### TASK TO COMPLETE
Your task is to transcribe all of the records exactly and leave out the pictures.

### TASK INPUTS
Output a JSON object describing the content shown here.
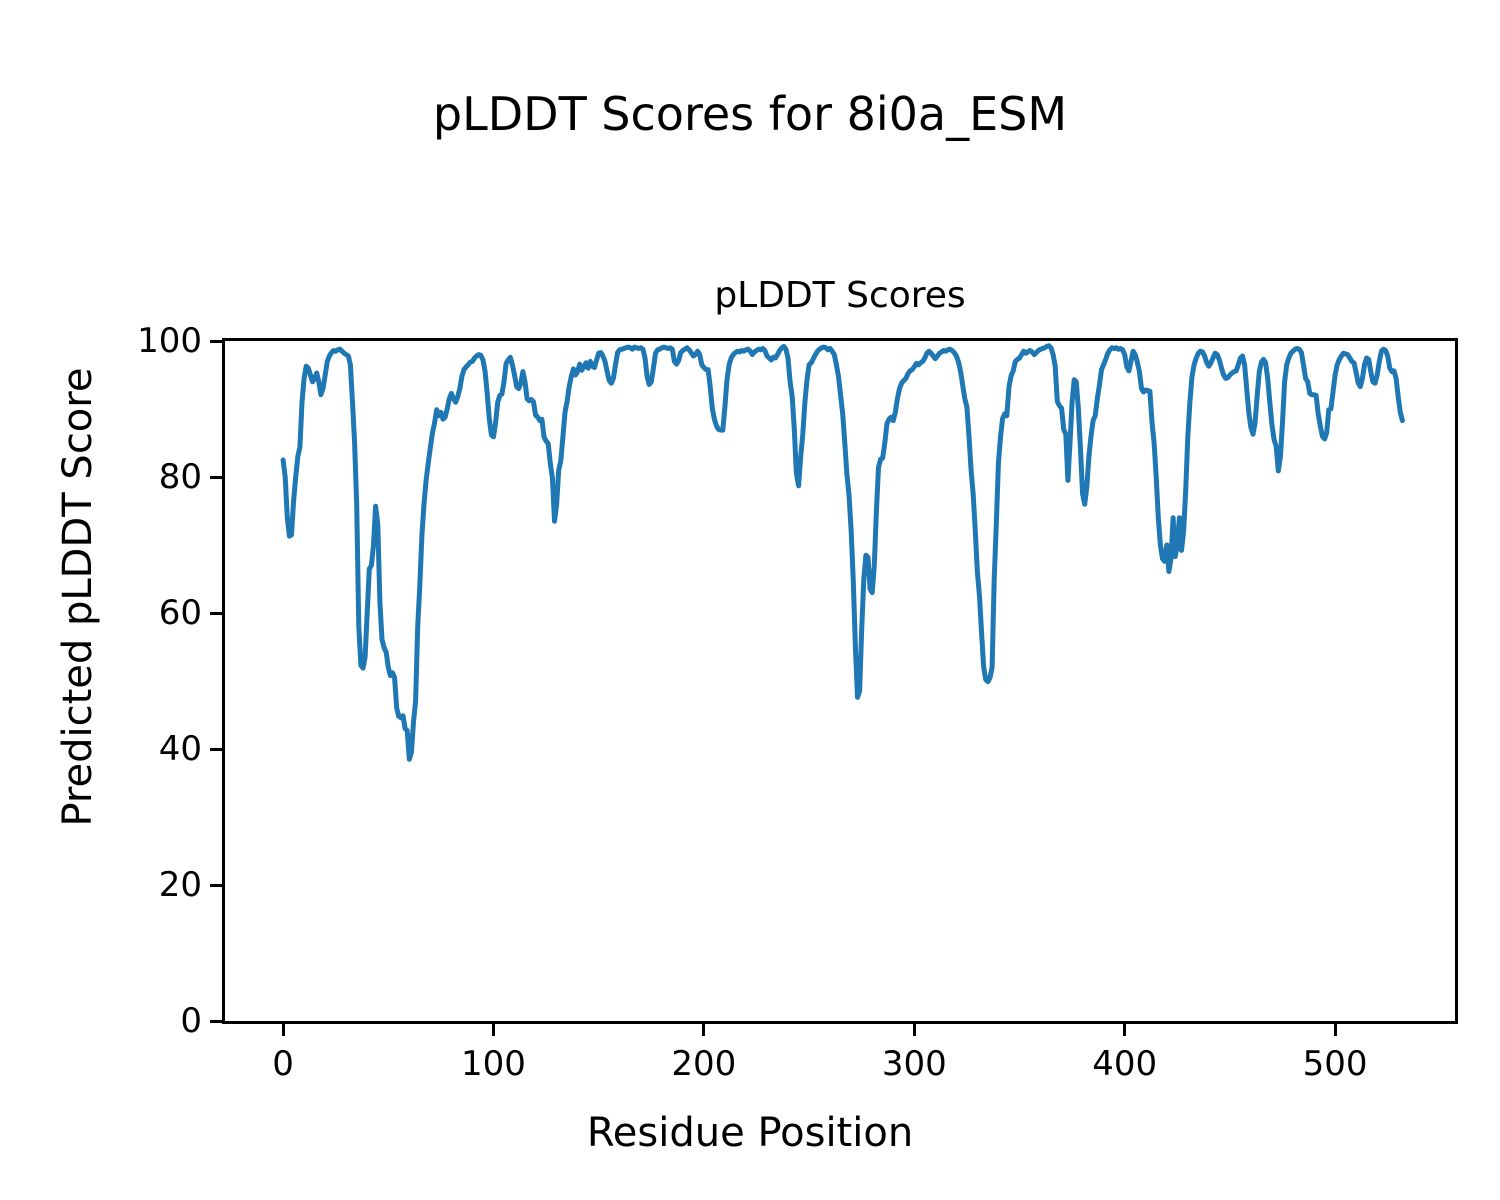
{
  "figure": {
    "suptitle": "pLDDT Scores for 8i0a_ESM",
    "background_color": "#ffffff",
    "text_color": "#000000"
  },
  "chart_data": {
    "type": "line",
    "title": "pLDDT Scores",
    "xlabel": "Residue Position",
    "ylabel": "Predicted pLDDT Score",
    "x_ticks": [
      0,
      100,
      200,
      300,
      400,
      500
    ],
    "y_ticks": [
      0,
      20,
      40,
      60,
      80,
      100
    ],
    "xlim": [
      -27.6,
      557.0
    ],
    "ylim": [
      0,
      100
    ],
    "grid": false,
    "legend_position": "none",
    "line_color": "#1f77b4",
    "line_width": 5,
    "series": [
      {
        "name": "pLDDT",
        "residue_start": 0,
        "residue_step": 1,
        "values": [
          82.5,
          80,
          74,
          71.3,
          71.5,
          76.5,
          80,
          83,
          84.4,
          91,
          94.5,
          96.3,
          96,
          95,
          94,
          94.5,
          95.3,
          94,
          92.1,
          93,
          95,
          97,
          97.8,
          98.3,
          98.6,
          98.5,
          98.7,
          98.8,
          98.5,
          98.2,
          98,
          97.8,
          96.5,
          91,
          85,
          76,
          58,
          52.3,
          51.9,
          53.5,
          60,
          66.5,
          67,
          70,
          75.7,
          73,
          61.6,
          56.1,
          54.9,
          54.2,
          52,
          50.8,
          51.2,
          50.5,
          46,
          44.8,
          44.6,
          44.9,
          43,
          42.7,
          38.5,
          39.5,
          44,
          47,
          58,
          64,
          71.4,
          76,
          79.5,
          82,
          84.4,
          86.5,
          88,
          89.9,
          89,
          89.5,
          88.5,
          88.8,
          90,
          91.5,
          92.3,
          91.5,
          91,
          91.8,
          93,
          94.8,
          95.8,
          96.2,
          96.5,
          96.9,
          97,
          97.5,
          97.8,
          98,
          97.9,
          97.2,
          95.5,
          92.3,
          88.5,
          86.2,
          85.9,
          88,
          91,
          92,
          92.2,
          94,
          96.7,
          97.2,
          97.6,
          96.5,
          95,
          93.3,
          93,
          93.8,
          95.5,
          94,
          91.5,
          91.2,
          91.4,
          91.1,
          89.1,
          88.8,
          88.3,
          88.5,
          85.9,
          85.3,
          84.9,
          82,
          79.9,
          73.5,
          75.9,
          81,
          82.4,
          85.9,
          89.5,
          91.1,
          93.3,
          94.8,
          95.9,
          95,
          95.5,
          96.6,
          95.7,
          96.2,
          96.8,
          96,
          97,
          96.3,
          96.1,
          97.2,
          98.2,
          98.3,
          97.8,
          97,
          95.5,
          94.2,
          93.8,
          94.5,
          96.5,
          98.3,
          98.7,
          98.8,
          98.9,
          99,
          99.1,
          99,
          98.8,
          99.1,
          99,
          98.9,
          99,
          98.8,
          97.5,
          94.8,
          93.6,
          94,
          96,
          98.2,
          98.7,
          98.8,
          99,
          99.1,
          99,
          98.9,
          99,
          98.8,
          97,
          96.6,
          97.1,
          98.3,
          98.6,
          98.8,
          99,
          98.7,
          98.3,
          97.8,
          98,
          98.5,
          98,
          96.5,
          96.1,
          95.8,
          95.8,
          93.3,
          90.1,
          88.5,
          87.5,
          87,
          86.9,
          86.9,
          90.3,
          94.3,
          96.5,
          97.5,
          98,
          98.3,
          98.5,
          98.4,
          98.6,
          98.5,
          98.7,
          98.8,
          98.5,
          98,
          98.4,
          98.6,
          98.8,
          98.7,
          98.9,
          98.6,
          97.8,
          97.5,
          97.2,
          97.6,
          97.5,
          98,
          98.6,
          99,
          99.2,
          98.8,
          97.5,
          94,
          91.8,
          87,
          80.5,
          78.7,
          83,
          86.3,
          91,
          94.3,
          96.5,
          96.8,
          97.4,
          98,
          98.5,
          98.8,
          99,
          99.1,
          99,
          98.7,
          98.9,
          98.5,
          98,
          96.5,
          94.8,
          92,
          89.3,
          85,
          80.4,
          77.4,
          72,
          64.6,
          55,
          47.6,
          48.5,
          57.6,
          65,
          68.5,
          68.2,
          63.5,
          63,
          67,
          75,
          81.4,
          82.6,
          82.8,
          85,
          87.8,
          88.5,
          88.8,
          88.3,
          89.5,
          91.5,
          93,
          93.8,
          94.2,
          94.5,
          95.2,
          95.6,
          95.8,
          96.2,
          96.7,
          96.5,
          96.8,
          97,
          97.5,
          98.2,
          98.5,
          98.2,
          97.8,
          97.4,
          97.8,
          98.2,
          98.4,
          98.6,
          98.5,
          98.7,
          98.8,
          98.6,
          98.3,
          97.8,
          96.9,
          95.5,
          93.5,
          91.5,
          90.3,
          86,
          81,
          77.4,
          72,
          66,
          62.5,
          57,
          52,
          50.2,
          49.9,
          50.5,
          52,
          65,
          73,
          82,
          85.9,
          88.6,
          89.3,
          89,
          93.3,
          94.9,
          95.6,
          97,
          97.3,
          97.5,
          98,
          98.5,
          98.2,
          98.4,
          98.6,
          98.4,
          98,
          98.3,
          98.6,
          98.8,
          98.9,
          99,
          99.2,
          99.3,
          99,
          98,
          96.3,
          91.1,
          90.5,
          90.1,
          87,
          86.3,
          79.5,
          85,
          91,
          94.3,
          94,
          90,
          84,
          77.5,
          76,
          78.5,
          83,
          86,
          88.3,
          89,
          91.5,
          93.5,
          95.8,
          96.5,
          97.3,
          98.2,
          98.7,
          99,
          98.9,
          99,
          98.8,
          98.9,
          98.7,
          98,
          96.2,
          95.6,
          97,
          98.5,
          98,
          96.9,
          95.5,
          93,
          92.5,
          92.8,
          92.7,
          92.6,
          88.1,
          85,
          80,
          74,
          70,
          68,
          67.6,
          70,
          66.1,
          68,
          74,
          68.3,
          70,
          74,
          69.2,
          72,
          78,
          85.9,
          91,
          94.8,
          96.5,
          97.5,
          98.2,
          98.5,
          98.4,
          97.8,
          96.8,
          96.3,
          96.8,
          97.5,
          98.2,
          98,
          97.2,
          96,
          95,
          94.5,
          94.6,
          95,
          95.3,
          95.5,
          95.6,
          96.5,
          97.5,
          97.8,
          96.5,
          93,
          89.5,
          87.3,
          86.3,
          88,
          92,
          95.5,
          96.9,
          97.3,
          96.8,
          94.5,
          91,
          87.6,
          85.5,
          84.5,
          80.9,
          83,
          88,
          94,
          96.5,
          97.5,
          98.2,
          98.5,
          98.8,
          98.9,
          98.8,
          98.3,
          96.5,
          94.5,
          94,
          92.3,
          92.1,
          92.1,
          92,
          89.3,
          87.5,
          86,
          85.6,
          86.5,
          89.9,
          90,
          92.5,
          95,
          96.5,
          97.3,
          97.8,
          98.2,
          98.1,
          98,
          97.5,
          97,
          96.8,
          95.4,
          93.8,
          93.3,
          94.5,
          96.5,
          97.5,
          97.3,
          95.5,
          94,
          93.8,
          95,
          97,
          98.5,
          98.8,
          98.6,
          97.8,
          96,
          95.5,
          95.6,
          94.5,
          91.8,
          89.5,
          88.3
        ]
      }
    ]
  }
}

### OUTPUT OF THE TASK
Output a JSON object describing the content shown here.
{
  "figure": {
    "suptitle": "pLDDT Scores for 8i0a_ESM",
    "background_color": "#ffffff",
    "text_color": "#000000"
  },
  "chart_data": {
    "type": "line",
    "title": "pLDDT Scores",
    "xlabel": "Residue Position",
    "ylabel": "Predicted pLDDT Score",
    "x_ticks": [
      0,
      100,
      200,
      300,
      400,
      500
    ],
    "y_ticks": [
      0,
      20,
      40,
      60,
      80,
      100
    ],
    "xlim": [
      -27.6,
      557.0
    ],
    "ylim": [
      0,
      100
    ],
    "grid": false,
    "legend_position": "none",
    "line_color": "#1f77b4",
    "line_width": 5,
    "series": [
      {
        "name": "pLDDT",
        "residue_start": 0,
        "residue_step": 1,
        "values": [
          82.5,
          80,
          74,
          71.3,
          71.5,
          76.5,
          80,
          83,
          84.4,
          91,
          94.5,
          96.3,
          96,
          95,
          94,
          94.5,
          95.3,
          94,
          92.1,
          93,
          95,
          97,
          97.8,
          98.3,
          98.6,
          98.5,
          98.7,
          98.8,
          98.5,
          98.2,
          98,
          97.8,
          96.5,
          91,
          85,
          76,
          58,
          52.3,
          51.9,
          53.5,
          60,
          66.5,
          67,
          70,
          75.7,
          73,
          61.6,
          56.1,
          54.9,
          54.2,
          52,
          50.8,
          51.2,
          50.5,
          46,
          44.8,
          44.6,
          44.9,
          43,
          42.7,
          38.5,
          39.5,
          44,
          47,
          58,
          64,
          71.4,
          76,
          79.5,
          82,
          84.4,
          86.5,
          88,
          89.9,
          89,
          89.5,
          88.5,
          88.8,
          90,
          91.5,
          92.3,
          91.5,
          91,
          91.8,
          93,
          94.8,
          95.8,
          96.2,
          96.5,
          96.9,
          97,
          97.5,
          97.8,
          98,
          97.9,
          97.2,
          95.5,
          92.3,
          88.5,
          86.2,
          85.9,
          88,
          91,
          92,
          92.2,
          94,
          96.7,
          97.2,
          97.6,
          96.5,
          95,
          93.3,
          93,
          93.8,
          95.5,
          94,
          91.5,
          91.2,
          91.4,
          91.1,
          89.1,
          88.8,
          88.3,
          88.5,
          85.9,
          85.3,
          84.9,
          82,
          79.9,
          73.5,
          75.9,
          81,
          82.4,
          85.9,
          89.5,
          91.1,
          93.3,
          94.8,
          95.9,
          95,
          95.5,
          96.6,
          95.7,
          96.2,
          96.8,
          96,
          97,
          96.3,
          96.1,
          97.2,
          98.2,
          98.3,
          97.8,
          97,
          95.5,
          94.2,
          93.8,
          94.5,
          96.5,
          98.3,
          98.7,
          98.8,
          98.9,
          99,
          99.1,
          99,
          98.8,
          99.1,
          99,
          98.9,
          99,
          98.8,
          97.5,
          94.8,
          93.6,
          94,
          96,
          98.2,
          98.7,
          98.8,
          99,
          99.1,
          99,
          98.9,
          99,
          98.8,
          97,
          96.6,
          97.1,
          98.3,
          98.6,
          98.8,
          99,
          98.7,
          98.3,
          97.8,
          98,
          98.5,
          98,
          96.5,
          96.1,
          95.8,
          95.8,
          93.3,
          90.1,
          88.5,
          87.5,
          87,
          86.9,
          86.9,
          90.3,
          94.3,
          96.5,
          97.5,
          98,
          98.3,
          98.5,
          98.4,
          98.6,
          98.5,
          98.7,
          98.8,
          98.5,
          98,
          98.4,
          98.6,
          98.8,
          98.7,
          98.9,
          98.6,
          97.8,
          97.5,
          97.2,
          97.6,
          97.5,
          98,
          98.6,
          99,
          99.2,
          98.8,
          97.5,
          94,
          91.8,
          87,
          80.5,
          78.7,
          83,
          86.3,
          91,
          94.3,
          96.5,
          96.8,
          97.4,
          98,
          98.5,
          98.8,
          99,
          99.1,
          99,
          98.7,
          98.9,
          98.5,
          98,
          96.5,
          94.8,
          92,
          89.3,
          85,
          80.4,
          77.4,
          72,
          64.6,
          55,
          47.6,
          48.5,
          57.6,
          65,
          68.5,
          68.2,
          63.5,
          63,
          67,
          75,
          81.4,
          82.6,
          82.8,
          85,
          87.8,
          88.5,
          88.8,
          88.3,
          89.5,
          91.5,
          93,
          93.8,
          94.2,
          94.5,
          95.2,
          95.6,
          95.8,
          96.2,
          96.7,
          96.5,
          96.8,
          97,
          97.5,
          98.2,
          98.5,
          98.2,
          97.8,
          97.4,
          97.8,
          98.2,
          98.4,
          98.6,
          98.5,
          98.7,
          98.8,
          98.6,
          98.3,
          97.8,
          96.9,
          95.5,
          93.5,
          91.5,
          90.3,
          86,
          81,
          77.4,
          72,
          66,
          62.5,
          57,
          52,
          50.2,
          49.9,
          50.5,
          52,
          65,
          73,
          82,
          85.9,
          88.6,
          89.3,
          89,
          93.3,
          94.9,
          95.6,
          97,
          97.3,
          97.5,
          98,
          98.5,
          98.2,
          98.4,
          98.6,
          98.4,
          98,
          98.3,
          98.6,
          98.8,
          98.9,
          99,
          99.2,
          99.3,
          99,
          98,
          96.3,
          91.1,
          90.5,
          90.1,
          87,
          86.3,
          79.5,
          85,
          91,
          94.3,
          94,
          90,
          84,
          77.5,
          76,
          78.5,
          83,
          86,
          88.3,
          89,
          91.5,
          93.5,
          95.8,
          96.5,
          97.3,
          98.2,
          98.7,
          99,
          98.9,
          99,
          98.8,
          98.9,
          98.7,
          98,
          96.2,
          95.6,
          97,
          98.5,
          98,
          96.9,
          95.5,
          93,
          92.5,
          92.8,
          92.7,
          92.6,
          88.1,
          85,
          80,
          74,
          70,
          68,
          67.6,
          70,
          66.1,
          68,
          74,
          68.3,
          70,
          74,
          69.2,
          72,
          78,
          85.9,
          91,
          94.8,
          96.5,
          97.5,
          98.2,
          98.5,
          98.4,
          97.8,
          96.8,
          96.3,
          96.8,
          97.5,
          98.2,
          98,
          97.2,
          96,
          95,
          94.5,
          94.6,
          95,
          95.3,
          95.5,
          95.6,
          96.5,
          97.5,
          97.8,
          96.5,
          93,
          89.5,
          87.3,
          86.3,
          88,
          92,
          95.5,
          96.9,
          97.3,
          96.8,
          94.5,
          91,
          87.6,
          85.5,
          84.5,
          80.9,
          83,
          88,
          94,
          96.5,
          97.5,
          98.2,
          98.5,
          98.8,
          98.9,
          98.8,
          98.3,
          96.5,
          94.5,
          94,
          92.3,
          92.1,
          92.1,
          92,
          89.3,
          87.5,
          86,
          85.6,
          86.5,
          89.9,
          90,
          92.5,
          95,
          96.5,
          97.3,
          97.8,
          98.2,
          98.1,
          98,
          97.5,
          97,
          96.8,
          95.4,
          93.8,
          93.3,
          94.5,
          96.5,
          97.5,
          97.3,
          95.5,
          94,
          93.8,
          95,
          97,
          98.5,
          98.8,
          98.6,
          97.8,
          96,
          95.5,
          95.6,
          94.5,
          91.8,
          89.5,
          88.3
        ]
      }
    ]
  }
}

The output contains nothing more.